Items from a dataset
· · · ·

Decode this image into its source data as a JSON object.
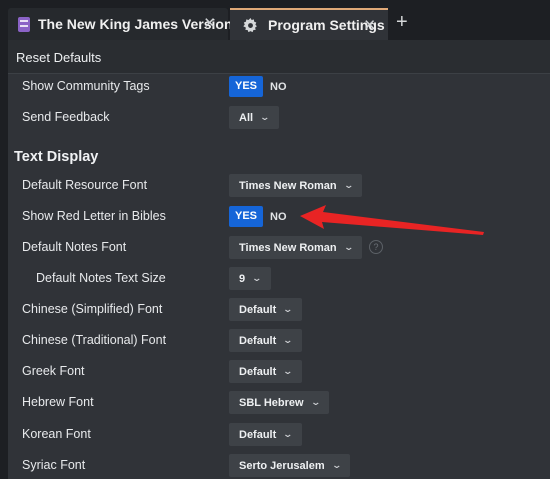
{
  "tabs": [
    {
      "label": "The New King James Version",
      "icon": "bible-book-icon"
    },
    {
      "label": "Program Settings",
      "icon": "gear-icon"
    }
  ],
  "tab_close_glyph": "✕",
  "add_tab_glyph": "+",
  "header": {
    "reset_label": "Reset Defaults"
  },
  "general": {
    "show_community_tags": {
      "label": "Show Community Tags",
      "yes": "YES",
      "no": "NO",
      "selected": "YES"
    },
    "send_feedback": {
      "label": "Send Feedback",
      "value": "All"
    }
  },
  "text_display": {
    "title": "Text Display",
    "default_resource_font": {
      "label": "Default Resource Font",
      "value": "Times New Roman"
    },
    "show_red_letter": {
      "label": "Show Red Letter in Bibles",
      "yes": "YES",
      "no": "NO",
      "selected": "YES"
    },
    "default_notes_font": {
      "label": "Default Notes Font",
      "value": "Times New Roman",
      "help": "?"
    },
    "default_notes_text_size": {
      "label": "Default Notes Text Size",
      "value": "9"
    },
    "chinese_simplified_font": {
      "label": "Chinese (Simplified) Font",
      "value": "Default"
    },
    "chinese_traditional_font": {
      "label": "Chinese (Traditional) Font",
      "value": "Default"
    },
    "greek_font": {
      "label": "Greek Font",
      "value": "Default"
    },
    "hebrew_font": {
      "label": "Hebrew Font",
      "value": "SBL Hebrew"
    },
    "korean_font": {
      "label": "Korean Font",
      "value": "Default"
    },
    "syriac_font": {
      "label": "Syriac Font",
      "value": "Serto Jerusalem"
    }
  },
  "colors": {
    "accent": "#1565d8",
    "annotation_arrow": "#e82424",
    "active_tab_border": "#e0a978"
  }
}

· · · ·

TASK STATEMENT => Without including the pictures, reproduce all entries exactly.

CORRECT RESPONSE =>
Decode this image into its source data as a JSON object.
{
  "tabs": [
    {
      "label": "The New King James Version",
      "icon": "bible-book-icon"
    },
    {
      "label": "Program Settings",
      "icon": "gear-icon"
    }
  ],
  "tab_close_glyph": "✕",
  "add_tab_glyph": "+",
  "header": {
    "reset_label": "Reset Defaults"
  },
  "general": {
    "show_community_tags": {
      "label": "Show Community Tags",
      "yes": "YES",
      "no": "NO",
      "selected": "YES"
    },
    "send_feedback": {
      "label": "Send Feedback",
      "value": "All"
    }
  },
  "text_display": {
    "title": "Text Display",
    "default_resource_font": {
      "label": "Default Resource Font",
      "value": "Times New Roman"
    },
    "show_red_letter": {
      "label": "Show Red Letter in Bibles",
      "yes": "YES",
      "no": "NO",
      "selected": "YES"
    },
    "default_notes_font": {
      "label": "Default Notes Font",
      "value": "Times New Roman",
      "help": "?"
    },
    "default_notes_text_size": {
      "label": "Default Notes Text Size",
      "value": "9"
    },
    "chinese_simplified_font": {
      "label": "Chinese (Simplified) Font",
      "value": "Default"
    },
    "chinese_traditional_font": {
      "label": "Chinese (Traditional) Font",
      "value": "Default"
    },
    "greek_font": {
      "label": "Greek Font",
      "value": "Default"
    },
    "hebrew_font": {
      "label": "Hebrew Font",
      "value": "SBL Hebrew"
    },
    "korean_font": {
      "label": "Korean Font",
      "value": "Default"
    },
    "syriac_font": {
      "label": "Syriac Font",
      "value": "Serto Jerusalem"
    }
  },
  "colors": {
    "accent": "#1565d8",
    "annotation_arrow": "#e82424",
    "active_tab_border": "#e0a978"
  }
}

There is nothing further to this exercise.